Requirements ▸
Look through the data below. Show each line where the string "РЕКА" occurs.

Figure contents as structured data
***
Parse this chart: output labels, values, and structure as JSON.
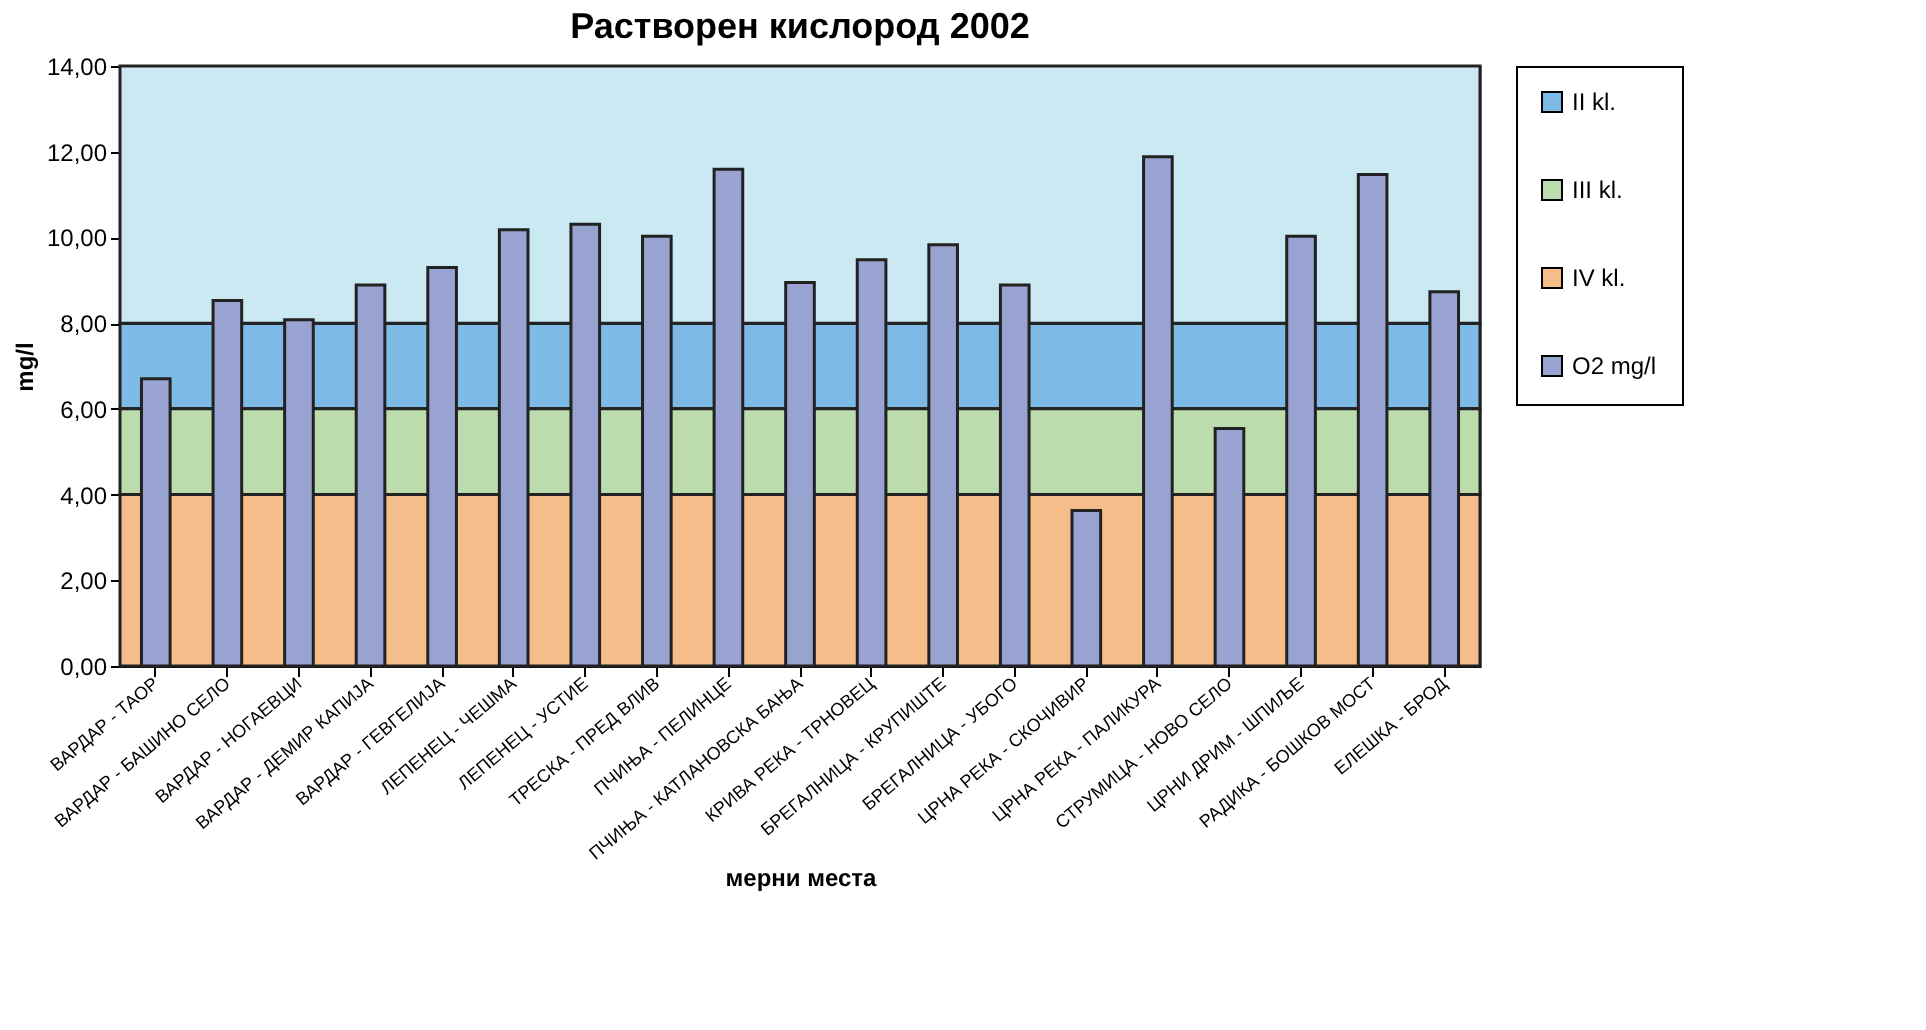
{
  "chart_data": {
    "type": "bar",
    "title": "Растворен кислород  2002",
    "xlabel": "мерни места",
    "ylabel": "mg/l",
    "categories": [
      "ВАРДАР - ТАОР",
      "ВАРДАР - БАШИНО СЕЛО",
      "ВАРДАР - НОГАЕВЦИ",
      "ВАРДАР - ДЕМИР КАПИЈА",
      "ВАРДАР - ГЕВГЕЛИЈА",
      "ЛЕПЕНЕЦ - ЧЕШМА",
      "ЛЕПЕНЕЦ - УСТИЕ",
      "ТРЕСКА - ПРЕД ВЛИВ",
      "ПЧИЊА - ПЕЛИНЦЕ",
      "ПЧИЊА - КАТЛАНОВСКА БАЊА",
      "КРИВА РЕКА - ТРНОВЕЦ",
      "БРЕГАЛНИЦА - КРУПИШТЕ",
      "БРЕГАЛНИЦА - УБОГО",
      "ЦРНА РЕКА - СКОЧИВИР",
      "ЦРНА РЕКА - ПАЛИКУРА",
      "СТРУМИЦА - НОВО СЕЛО",
      "ЦРНИ ДРИМ - ШПИЉЕ",
      "РАДИКА - БОШКОВ МОСТ",
      "ЕЛЕШКА - БРОД"
    ],
    "series": [
      {
        "name": "O2 mg/l",
        "color": "#99a3d1",
        "values": [
          6.7,
          8.53,
          8.08,
          8.89,
          9.3,
          10.18,
          10.31,
          10.03,
          11.59,
          8.95,
          9.48,
          9.83,
          8.89,
          3.63,
          11.88,
          5.54,
          10.03,
          11.47,
          8.73
        ]
      }
    ],
    "bands": [
      {
        "axis": "y",
        "from": 6,
        "to": 8,
        "label": "II kl.",
        "color": "#7dbbe6"
      },
      {
        "axis": "y",
        "from": 4,
        "to": 6,
        "label": "III kl.",
        "color": "#bcdcae"
      },
      {
        "axis": "y",
        "from": 0,
        "to": 4,
        "label": "IV kl.",
        "color": "#f5bd89"
      },
      {
        "axis": "y",
        "from": 8,
        "to": 14,
        "color": "#cbe9f3"
      }
    ],
    "ylim": [
      0,
      14
    ],
    "yticks": [
      {
        "value": 0,
        "label": "0,00"
      },
      {
        "value": 2,
        "label": "2,00"
      },
      {
        "value": 4,
        "label": "4,00"
      },
      {
        "value": 6,
        "label": "6,00"
      },
      {
        "value": 8,
        "label": "8,00"
      },
      {
        "value": 10,
        "label": "10,00"
      },
      {
        "value": 12,
        "label": "12,00"
      },
      {
        "value": 14,
        "label": "14,00"
      }
    ],
    "legend": "right"
  }
}
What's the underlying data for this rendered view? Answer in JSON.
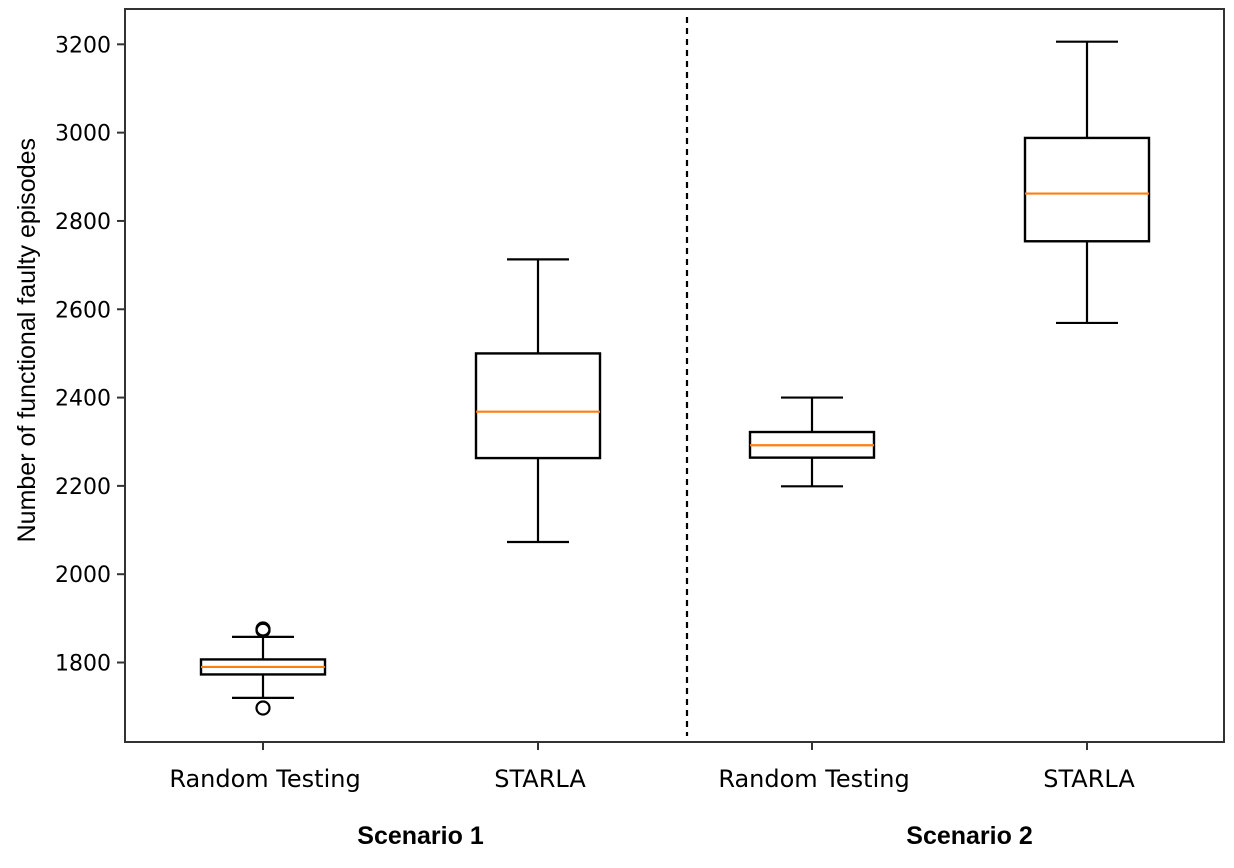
{
  "chart_data": {
    "type": "box",
    "title": "",
    "xlabel": "",
    "ylabel": "Number of functional faulty episodes",
    "ylim": [
      1620,
      3280
    ],
    "yticks": [
      1800,
      2000,
      2200,
      2400,
      2600,
      2800,
      3000,
      3200
    ],
    "grid": false,
    "categories": [
      "Random Testing",
      "STARLA",
      "Random Testing",
      "STARLA"
    ],
    "groups": [
      {
        "label": "Scenario 1",
        "categories": [
          0,
          1
        ]
      },
      {
        "label": "Scenario 2",
        "categories": [
          2,
          3
        ]
      }
    ],
    "boxes": [
      {
        "whisker_low": 1720,
        "q1": 1773,
        "median": 1790,
        "q3": 1807,
        "whisker_high": 1858,
        "outliers": [
          1697,
          1873,
          1876
        ]
      },
      {
        "whisker_low": 2073,
        "q1": 2263,
        "median": 2368,
        "q3": 2500,
        "whisker_high": 2713
      },
      {
        "whisker_low": 2199,
        "q1": 2264,
        "median": 2292,
        "q3": 2322,
        "whisker_high": 2400
      },
      {
        "whisker_low": 2569,
        "q1": 2754,
        "median": 2862,
        "q3": 2988,
        "whisker_high": 3206
      }
    ],
    "separator": "dashed vertical line between Scenario 1 and Scenario 2",
    "colors": {
      "box": "#000000",
      "median": "#ff7f0e",
      "separator": "#000000"
    }
  }
}
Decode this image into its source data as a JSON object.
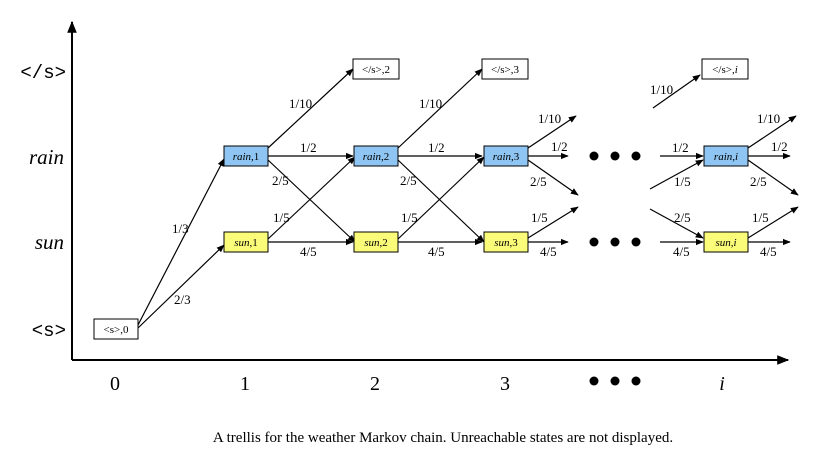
{
  "colors": {
    "rain_fill": "#8ec5f2",
    "sun_fill": "#fbfb7a",
    "plain_fill": "#ffffff",
    "stroke": "#000000"
  },
  "y_axis": {
    "end": "</s>",
    "rain": "rain",
    "sun": "sun",
    "start": "<s>"
  },
  "x_axis": {
    "ticks": [
      "0",
      "1",
      "2",
      "3",
      "i"
    ]
  },
  "nodes": {
    "start0": {
      "prefix": "<s>",
      "suffix": ",0"
    },
    "end2": {
      "prefix": "</s>",
      "suffix": ",2"
    },
    "end3": {
      "prefix": "</s>",
      "suffix": ",3"
    },
    "endi": {
      "prefix": "</s>",
      "suffix": ",i"
    },
    "rain1": {
      "prefix": "rain",
      "suffix": ",1"
    },
    "rain2": {
      "prefix": "rain",
      "suffix": ",2"
    },
    "rain3": {
      "prefix": "rain",
      "suffix": ",3"
    },
    "raini": {
      "prefix": "rain",
      "suffix": ",i"
    },
    "sun1": {
      "prefix": "sun",
      "suffix": ",1"
    },
    "sun2": {
      "prefix": "sun",
      "suffix": ",2"
    },
    "sun3": {
      "prefix": "sun",
      "suffix": ",3"
    },
    "suni": {
      "prefix": "sun",
      "suffix": ",i"
    }
  },
  "probs": {
    "start_rain": "1/3",
    "start_sun": "2/3",
    "r1_end": "1/10",
    "r1_rain": "1/2",
    "r1_sun": "2/5",
    "s1_rain": "1/5",
    "s1_sun": "4/5",
    "r2_end": "1/10",
    "r2_rain": "1/2",
    "r2_sun": "2/5",
    "s2_rain": "1/5",
    "s2_sun": "4/5",
    "r3_end": "1/10",
    "r3_rain": "1/2",
    "r3_sun": "2/5",
    "s3_rain": "1/5",
    "s3_sun": "4/5",
    "in_end": "1/10",
    "in_rain_rain": "1/2",
    "in_sun_rain": "1/5",
    "in_rain_sun": "2/5",
    "in_sun_sun": "4/5",
    "ri_end": "1/10",
    "ri_rain": "1/2",
    "ri_sun": "2/5",
    "si_rain": "1/5",
    "si_sun": "4/5"
  },
  "caption": "A trellis for the weather Markov chain. Unreachable states are not displayed."
}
***
Task response ▸
      "КРИВА РЕКА - ТРНОВЕЦ",
      "ЦРНА РЕКА - СКОЧИВИР",
      "ЦРНА РЕКА - ПАЛИКУРА",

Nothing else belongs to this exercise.